__Data supplied__:
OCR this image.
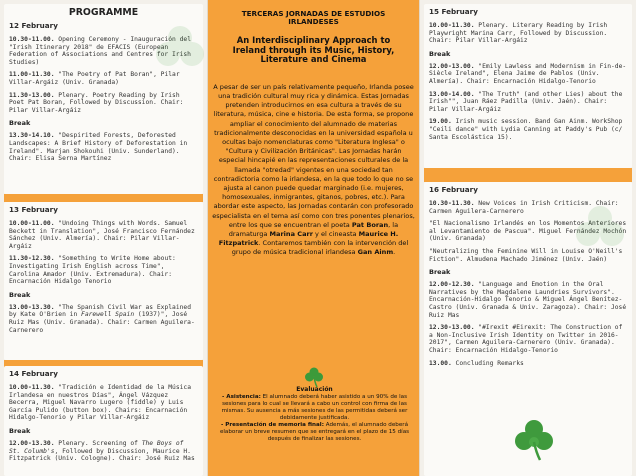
PROGRAMME
12 February
10.30-11.00. Opening Ceremony - Inauguración del "Irish Itinerary 2018" de EFACIS (European Federation of Associations and Centres for Irish Studies)
11.00-11.30. "The Poetry of Pat Boran", Pilar Villar-Argáiz (Univ. Granada)
11.30-13.00. Plenary. Poetry Reading by Irish Poet Pat Boran, Followed by Discussion. Chair: Pilar Villar-Argáiz
Break
13.30-14.10. "Despirited Forests, Deforested Landscapes: A Brief History of Deforestation in Ireland". Marjan Shokouhi (Univ. Sunderland). Chair: Elisa Serna Martínez
13 February
10.00-11.00. "Undoing Things with Words. Samuel Beckett in Translation", José Francisco Fernández Sánchez (Univ. Almería). Chair: Pilar Villar-Argáiz
11.30-12.30. "Something to Write Home about: Investigating Irish English across Time", Carolina Amador (Univ. Extremadura). Chair: Encarnación Hidalgo Tenorio
Break
13.00-13.30. "The Spanish Civil War as Explained by Kate O'Brien in Farewell Spain (1937)", José Ruiz Mas (Univ. Granada). Chair: Carmen Aguilera-Carnerero
14 February
10.00-11.30. "Tradición e Identidad de la Música Irlandesa en nuestros Días", Ángel Vázquez Becerra, Miguel Navarro Lugero (fiddle) y Luis García Pulido (button box). Chairs: Encarnación Hidalgo-Tenorio y Pilar Villar-Argáiz
Break
12.00-13.30. Plenary. Screening of The Boys of St. Columb's, Followed by Discussion, Maurice H. Fitzpatrick (Univ. Cologne). Chair: José Ruiz Mas
TERCERAS JORNADAS DE ESTUDIOS IRLANDESES
An Interdisciplinary Approach to Ireland through its Music, History, Literature and Cinema
A pesar de ser un país relativamente pequeño, Irlanda posee una tradición cultural muy rica y dinámica. Estas Jornadas pretenden introducirnos en esa cultura a través de su literatura, música, cine e historia. De esta forma, se propone ampliar el conocimiento del alumnado de materias tradicionalmente desconocidas en la universidad española u ocultas bajo nomenclaturas como "Literatura Inglesa" o "Cultura y Civilización Británicas". Las Jornadas harán especial hincapié en las representaciones culturales de la llamada "otredad" vigentes en una sociedad tan contradictoria como la irlandesa, en la que todo lo que no se ajusta al canon puede quedar marginado (i.e. mujeres, homosexuales, inmigrantes, gitanos, pobres, etc.). Para abordar este aspecto, las Jornadas contarán con profesorado especialista en el tema así como con tres ponentes plenarios, entre los que se encuentran el poeta Pat Boran, la dramaturga Marina Carr y el cineasta Maurice H. Fitzpatrick. Contaremos también con la intervención del grupo de música tradicional irlandesa Gan Ainm.
Evaluación
- Asistencia: El alumnado deberá haber asistido a un 90% de las sesiones para lo cual se llevará a cabo un control con firma de las mismas. Su ausencia a más sesiones de las permitidas deberá ser debidamente justificada.
- Presentación de memoria final: Además, el alumnado deberá elaborar un breve resumen que se entregará en el plazo de 15 días después de finalizar las sesiones.
15 February
10.00-11.30. Plenary. Literary Reading by Irish Playwright Marina Carr, Followed by Discussion. Chair: Pilar Villar-Argáiz
Break
12.00-13.00. "Emily Lawless and Modernism in Fin-de-Siècle Ireland", Elena Jaime de Pablos (Univ. Almería). Chair: Encarnación Hidalgo-Tenorio
13.00-14.00. "The Truth" (and other Lies) about the Irish"", Juan Ráez Padilla (Univ. Jaén). Chair: Pilar Villar-Argáiz
19.00. Irish music session. Band Gan Ainm. WorkShop "Ceili dance" with Lydia Canning at Paddy's Pub (c/ Santa Escolástica 15).
16 February
10.30-11.30. New Voices in Irish Criticism. Chair: Carmen Aguilera-Carnerero
"El Nacionalismo Irlandés en los Momentos Anteriores al Levantamiento de Pascua". Miguel Fernández Mochón (Univ. Granada)
"Neutralizing the Feminine Will in Louise O'Neill's Fiction". Almudena Machado Jiménez (Univ. Jaén)
Break
12.00-12.30. "Language and Emotion in the Oral Narratives by the Magdalene Laundries Survivors". Encarnación-Hidalgo Tenorio & Miguel Ángel Benítez-Castro (Univ. Granada & Univ. Zaragoza). Chair: José Ruiz Mas
12.30-13.00. "#Irexit #Eirexit: The Construction of a Non-Inclusive Irish Identity on Twitter in 2016-2017", Carmen Aguilera-Carnerero (Univ. Granada). Chair: Encarnación Hidalgo-Tenorio
13.00. Concluding Remarks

__Work required__: Return every line above that contains the word "sesiones".

__Problem solution__:
- Asistencia: El alumnado deberá haber asistido a un 90% de las sesiones para lo cual se llevará a cabo un control con firma de las mismas. Su ausencia a más sesiones de las permitidas deberá ser debidamente justificada.
- Presentación de memoria final: Además, el alumnado deberá elaborar un breve resumen que se entregará en el plazo de 15 días después de finalizar las sesiones.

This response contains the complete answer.